▸ TASK DIRECTIONS
Copy out the data exactly, leaving the pictures behind.

▸ RECORDS SUPPLIED
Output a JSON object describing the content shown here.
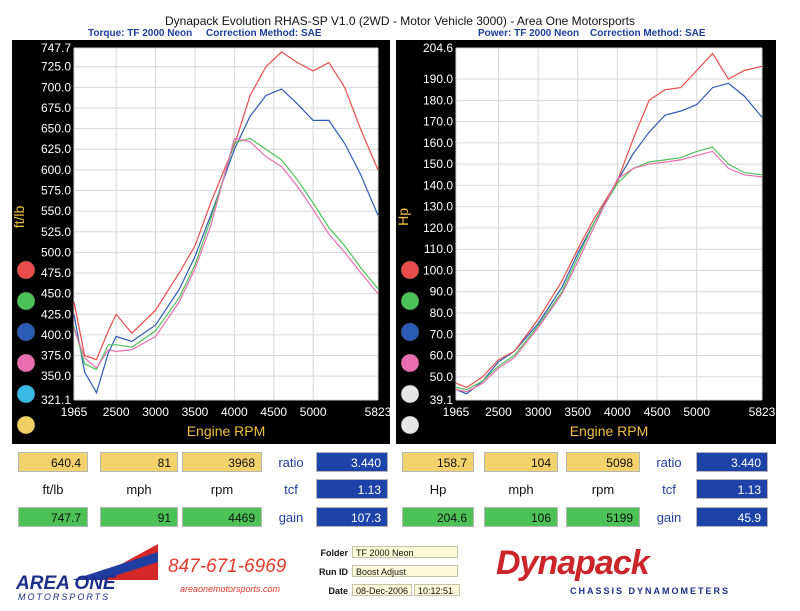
{
  "title": "Dynapack Evolution RHAS-SP V1.0  (2WD - Motor Vehicle 3000) - Area One Motorsports",
  "charts": {
    "left": {
      "header_series": "Torque: TF 2000 Neon",
      "header_correction": "Correction Method: SAE"
    },
    "right": {
      "header_series": "Power: TF 2000 Neon",
      "header_correction": "Correction Method: SAE"
    }
  },
  "colors": {
    "red": "#e84c4c",
    "green": "#4fc15a",
    "blue": "#2c5bb5",
    "pink": "#ea6fb0",
    "cyan": "#38b9e6",
    "yellow": "#f2cf63",
    "white": "#e6e6e6",
    "panel": "#000000",
    "plot_bg": "#ffffff",
    "grid": "#d6d6d6",
    "axis_text": "#f0c040"
  },
  "chart_data": [
    {
      "type": "line",
      "title": "Torque: TF 2000 Neon",
      "subtitle": "Correction Method: SAE",
      "xlabel": "Engine RPM",
      "ylabel": "ft/lb",
      "xlim": [
        1965,
        5823
      ],
      "ylim": [
        321.1,
        747.7
      ],
      "x_ticks": [
        "1965",
        "2500",
        "3000",
        "3500",
        "4000",
        "4500",
        "5000",
        "5823"
      ],
      "y_ticks": [
        "747.7",
        "725.0",
        "700.0",
        "675.0",
        "650.0",
        "625.0",
        "600.0",
        "575.0",
        "550.0",
        "525.0",
        "500.0",
        "475.0",
        "450.0",
        "425.0",
        "400.0",
        "375.0",
        "350.0",
        "321.1"
      ],
      "grid": true,
      "series": [
        {
          "color": "blue",
          "x": [
            1965,
            2100,
            2250,
            2400,
            2500,
            2700,
            3000,
            3300,
            3500,
            3700,
            4000,
            4200,
            4400,
            4600,
            4800,
            5000,
            5200,
            5400,
            5600,
            5823
          ],
          "y": [
            425,
            355,
            330,
            378,
            398,
            392,
            412,
            455,
            495,
            545,
            625,
            665,
            690,
            698,
            680,
            660,
            660,
            632,
            595,
            545
          ]
        },
        {
          "color": "red",
          "x": [
            1965,
            2100,
            2250,
            2400,
            2500,
            2700,
            3000,
            3300,
            3500,
            3700,
            4000,
            4200,
            4400,
            4600,
            4800,
            5000,
            5200,
            5400,
            5600,
            5823
          ],
          "y": [
            440,
            375,
            370,
            405,
            425,
            402,
            430,
            475,
            508,
            560,
            630,
            690,
            725,
            743,
            730,
            720,
            730,
            700,
            650,
            600
          ]
        },
        {
          "color": "green",
          "x": [
            1965,
            2100,
            2250,
            2400,
            2500,
            2700,
            3000,
            3300,
            3500,
            3700,
            4000,
            4200,
            4400,
            4600,
            4800,
            5000,
            5200,
            5400,
            5600,
            5823
          ],
          "y": [
            410,
            365,
            358,
            388,
            388,
            385,
            405,
            445,
            485,
            540,
            633,
            638,
            625,
            612,
            588,
            560,
            530,
            508,
            482,
            456
          ]
        },
        {
          "color": "pink",
          "x": [
            1965,
            2100,
            2250,
            2400,
            2500,
            2700,
            3000,
            3300,
            3500,
            3700,
            4000,
            4200,
            4400,
            4600,
            4800,
            5000,
            5200,
            5400,
            5600,
            5823
          ],
          "y": [
            408,
            372,
            360,
            382,
            380,
            382,
            398,
            440,
            480,
            532,
            638,
            634,
            616,
            604,
            580,
            552,
            522,
            500,
            476,
            450
          ]
        }
      ]
    },
    {
      "type": "line",
      "title": "Power: TF 2000 Neon",
      "subtitle": "Correction Method: SAE",
      "xlabel": "Engine RPM",
      "ylabel": "Hp",
      "xlim": [
        1965,
        5823
      ],
      "ylim": [
        39.1,
        204.6
      ],
      "x_ticks": [
        "1965",
        "2500",
        "3000",
        "3500",
        "4000",
        "4500",
        "5000",
        "5823"
      ],
      "y_ticks": [
        "204.6",
        "190.0",
        "180.0",
        "170.0",
        "160.0",
        "150.0",
        "140.0",
        "130.0",
        "120.0",
        "110.0",
        "100.0",
        "90.0",
        "80.0",
        "70.0",
        "60.0",
        "50.0",
        "39.1"
      ],
      "grid": true,
      "series": [
        {
          "color": "blue",
          "x": [
            1965,
            2100,
            2300,
            2500,
            2700,
            3000,
            3300,
            3500,
            3700,
            4000,
            4200,
            4400,
            4600,
            4800,
            5000,
            5200,
            5400,
            5600,
            5823
          ],
          "y": [
            44,
            42,
            48,
            57,
            62,
            75,
            92,
            108,
            122,
            142,
            155,
            165,
            173,
            175,
            178,
            186,
            188,
            182,
            172
          ]
        },
        {
          "color": "red",
          "x": [
            1965,
            2100,
            2300,
            2500,
            2700,
            3000,
            3300,
            3500,
            3700,
            4000,
            4200,
            4400,
            4600,
            4800,
            5000,
            5200,
            5400,
            5600,
            5823
          ],
          "y": [
            47,
            45,
            50,
            58,
            62,
            77,
            95,
            110,
            124,
            142,
            162,
            180,
            185,
            186,
            194,
            202,
            190,
            194,
            196
          ]
        },
        {
          "color": "green",
          "x": [
            1965,
            2100,
            2300,
            2500,
            2700,
            3000,
            3300,
            3500,
            3700,
            4000,
            4200,
            4400,
            4600,
            4800,
            5000,
            5200,
            5400,
            5600,
            5823
          ],
          "y": [
            45,
            44,
            48,
            55,
            60,
            74,
            90,
            106,
            122,
            141,
            148,
            151,
            152,
            153,
            156,
            158,
            150,
            146,
            145
          ]
        },
        {
          "color": "pink",
          "x": [
            1965,
            2100,
            2300,
            2500,
            2700,
            3000,
            3300,
            3500,
            3700,
            4000,
            4200,
            4400,
            4600,
            4800,
            5000,
            5200,
            5400,
            5600,
            5823
          ],
          "y": [
            44,
            43,
            47,
            54,
            59,
            73,
            89,
            104,
            120,
            143,
            148,
            150,
            151,
            152,
            154,
            156,
            148,
            145,
            144
          ]
        }
      ]
    }
  ],
  "legend_dots": {
    "left": [
      "red",
      "green",
      "blue",
      "pink",
      "cyan",
      "yellow"
    ],
    "right": [
      "red",
      "green",
      "blue",
      "pink",
      "white",
      "white"
    ]
  },
  "readouts": {
    "left": {
      "top": [
        "640.4",
        "81",
        "3968"
      ],
      "labels": [
        "ft/lb",
        "mph",
        "rpm"
      ],
      "bottom": [
        "747.7",
        "91",
        "4469"
      ],
      "side_labels": [
        "ratio",
        "tcf",
        "gain"
      ],
      "side_values": [
        "3.440",
        "1.13",
        "107.3"
      ]
    },
    "right": {
      "top": [
        "158.7",
        "104",
        "5098"
      ],
      "labels": [
        "Hp",
        "mph",
        "rpm"
      ],
      "bottom": [
        "204.6",
        "106",
        "5199"
      ],
      "side_labels": [
        "ratio",
        "tcf",
        "gain"
      ],
      "side_values": [
        "3.440",
        "1.13",
        "45.9"
      ]
    }
  },
  "footer": {
    "logo_text": "AREA ONE",
    "logo_sub": "MOTORSPORTS",
    "phone": "847-671-6969",
    "website": "areaonemotorsports.com",
    "folder_label": "Folder",
    "folder_value": "TF 2000 Neon",
    "runid_label": "Run ID",
    "runid_value": "Boost Adjust",
    "date_label": "Date",
    "date_value": "08-Dec-2006",
    "time_value": "10:12:51",
    "brand": "Dynapack",
    "brand_sub": "CHASSIS  DYNAMOMETERS"
  }
}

▸ EXPECTED OUTPUT
Output a JSON object describing the content shown here.
{
  "title": "Dynapack Evolution RHAS-SP V1.0  (2WD - Motor Vehicle 3000) - Area One Motorsports",
  "charts": {
    "left": {
      "header_series": "Torque: TF 2000 Neon",
      "header_correction": "Correction Method: SAE"
    },
    "right": {
      "header_series": "Power: TF 2000 Neon",
      "header_correction": "Correction Method: SAE"
    }
  },
  "colors": {
    "red": "#e84c4c",
    "green": "#4fc15a",
    "blue": "#2c5bb5",
    "pink": "#ea6fb0",
    "cyan": "#38b9e6",
    "yellow": "#f2cf63",
    "white": "#e6e6e6",
    "panel": "#000000",
    "plot_bg": "#ffffff",
    "grid": "#d6d6d6",
    "axis_text": "#f0c040"
  },
  "chart_data": [
    {
      "type": "line",
      "title": "Torque: TF 2000 Neon",
      "subtitle": "Correction Method: SAE",
      "xlabel": "Engine RPM",
      "ylabel": "ft/lb",
      "xlim": [
        1965,
        5823
      ],
      "ylim": [
        321.1,
        747.7
      ],
      "x_ticks": [
        "1965",
        "2500",
        "3000",
        "3500",
        "4000",
        "4500",
        "5000",
        "5823"
      ],
      "y_ticks": [
        "747.7",
        "725.0",
        "700.0",
        "675.0",
        "650.0",
        "625.0",
        "600.0",
        "575.0",
        "550.0",
        "525.0",
        "500.0",
        "475.0",
        "450.0",
        "425.0",
        "400.0",
        "375.0",
        "350.0",
        "321.1"
      ],
      "grid": true,
      "series": [
        {
          "color": "blue",
          "x": [
            1965,
            2100,
            2250,
            2400,
            2500,
            2700,
            3000,
            3300,
            3500,
            3700,
            4000,
            4200,
            4400,
            4600,
            4800,
            5000,
            5200,
            5400,
            5600,
            5823
          ],
          "y": [
            425,
            355,
            330,
            378,
            398,
            392,
            412,
            455,
            495,
            545,
            625,
            665,
            690,
            698,
            680,
            660,
            660,
            632,
            595,
            545
          ]
        },
        {
          "color": "red",
          "x": [
            1965,
            2100,
            2250,
            2400,
            2500,
            2700,
            3000,
            3300,
            3500,
            3700,
            4000,
            4200,
            4400,
            4600,
            4800,
            5000,
            5200,
            5400,
            5600,
            5823
          ],
          "y": [
            440,
            375,
            370,
            405,
            425,
            402,
            430,
            475,
            508,
            560,
            630,
            690,
            725,
            743,
            730,
            720,
            730,
            700,
            650,
            600
          ]
        },
        {
          "color": "green",
          "x": [
            1965,
            2100,
            2250,
            2400,
            2500,
            2700,
            3000,
            3300,
            3500,
            3700,
            4000,
            4200,
            4400,
            4600,
            4800,
            5000,
            5200,
            5400,
            5600,
            5823
          ],
          "y": [
            410,
            365,
            358,
            388,
            388,
            385,
            405,
            445,
            485,
            540,
            633,
            638,
            625,
            612,
            588,
            560,
            530,
            508,
            482,
            456
          ]
        },
        {
          "color": "pink",
          "x": [
            1965,
            2100,
            2250,
            2400,
            2500,
            2700,
            3000,
            3300,
            3500,
            3700,
            4000,
            4200,
            4400,
            4600,
            4800,
            5000,
            5200,
            5400,
            5600,
            5823
          ],
          "y": [
            408,
            372,
            360,
            382,
            380,
            382,
            398,
            440,
            480,
            532,
            638,
            634,
            616,
            604,
            580,
            552,
            522,
            500,
            476,
            450
          ]
        }
      ]
    },
    {
      "type": "line",
      "title": "Power: TF 2000 Neon",
      "subtitle": "Correction Method: SAE",
      "xlabel": "Engine RPM",
      "ylabel": "Hp",
      "xlim": [
        1965,
        5823
      ],
      "ylim": [
        39.1,
        204.6
      ],
      "x_ticks": [
        "1965",
        "2500",
        "3000",
        "3500",
        "4000",
        "4500",
        "5000",
        "5823"
      ],
      "y_ticks": [
        "204.6",
        "190.0",
        "180.0",
        "170.0",
        "160.0",
        "150.0",
        "140.0",
        "130.0",
        "120.0",
        "110.0",
        "100.0",
        "90.0",
        "80.0",
        "70.0",
        "60.0",
        "50.0",
        "39.1"
      ],
      "grid": true,
      "series": [
        {
          "color": "blue",
          "x": [
            1965,
            2100,
            2300,
            2500,
            2700,
            3000,
            3300,
            3500,
            3700,
            4000,
            4200,
            4400,
            4600,
            4800,
            5000,
            5200,
            5400,
            5600,
            5823
          ],
          "y": [
            44,
            42,
            48,
            57,
            62,
            75,
            92,
            108,
            122,
            142,
            155,
            165,
            173,
            175,
            178,
            186,
            188,
            182,
            172
          ]
        },
        {
          "color": "red",
          "x": [
            1965,
            2100,
            2300,
            2500,
            2700,
            3000,
            3300,
            3500,
            3700,
            4000,
            4200,
            4400,
            4600,
            4800,
            5000,
            5200,
            5400,
            5600,
            5823
          ],
          "y": [
            47,
            45,
            50,
            58,
            62,
            77,
            95,
            110,
            124,
            142,
            162,
            180,
            185,
            186,
            194,
            202,
            190,
            194,
            196
          ]
        },
        {
          "color": "green",
          "x": [
            1965,
            2100,
            2300,
            2500,
            2700,
            3000,
            3300,
            3500,
            3700,
            4000,
            4200,
            4400,
            4600,
            4800,
            5000,
            5200,
            5400,
            5600,
            5823
          ],
          "y": [
            45,
            44,
            48,
            55,
            60,
            74,
            90,
            106,
            122,
            141,
            148,
            151,
            152,
            153,
            156,
            158,
            150,
            146,
            145
          ]
        },
        {
          "color": "pink",
          "x": [
            1965,
            2100,
            2300,
            2500,
            2700,
            3000,
            3300,
            3500,
            3700,
            4000,
            4200,
            4400,
            4600,
            4800,
            5000,
            5200,
            5400,
            5600,
            5823
          ],
          "y": [
            44,
            43,
            47,
            54,
            59,
            73,
            89,
            104,
            120,
            143,
            148,
            150,
            151,
            152,
            154,
            156,
            148,
            145,
            144
          ]
        }
      ]
    }
  ],
  "legend_dots": {
    "left": [
      "red",
      "green",
      "blue",
      "pink",
      "cyan",
      "yellow"
    ],
    "right": [
      "red",
      "green",
      "blue",
      "pink",
      "white",
      "white"
    ]
  },
  "readouts": {
    "left": {
      "top": [
        "640.4",
        "81",
        "3968"
      ],
      "labels": [
        "ft/lb",
        "mph",
        "rpm"
      ],
      "bottom": [
        "747.7",
        "91",
        "4469"
      ],
      "side_labels": [
        "ratio",
        "tcf",
        "gain"
      ],
      "side_values": [
        "3.440",
        "1.13",
        "107.3"
      ]
    },
    "right": {
      "top": [
        "158.7",
        "104",
        "5098"
      ],
      "labels": [
        "Hp",
        "mph",
        "rpm"
      ],
      "bottom": [
        "204.6",
        "106",
        "5199"
      ],
      "side_labels": [
        "ratio",
        "tcf",
        "gain"
      ],
      "side_values": [
        "3.440",
        "1.13",
        "45.9"
      ]
    }
  },
  "footer": {
    "logo_text": "AREA ONE",
    "logo_sub": "MOTORSPORTS",
    "phone": "847-671-6969",
    "website": "areaonemotorsports.com",
    "folder_label": "Folder",
    "folder_value": "TF 2000 Neon",
    "runid_label": "Run ID",
    "runid_value": "Boost Adjust",
    "date_label": "Date",
    "date_value": "08-Dec-2006",
    "time_value": "10:12:51",
    "brand": "Dynapack",
    "brand_sub": "CHASSIS  DYNAMOMETERS"
  }
}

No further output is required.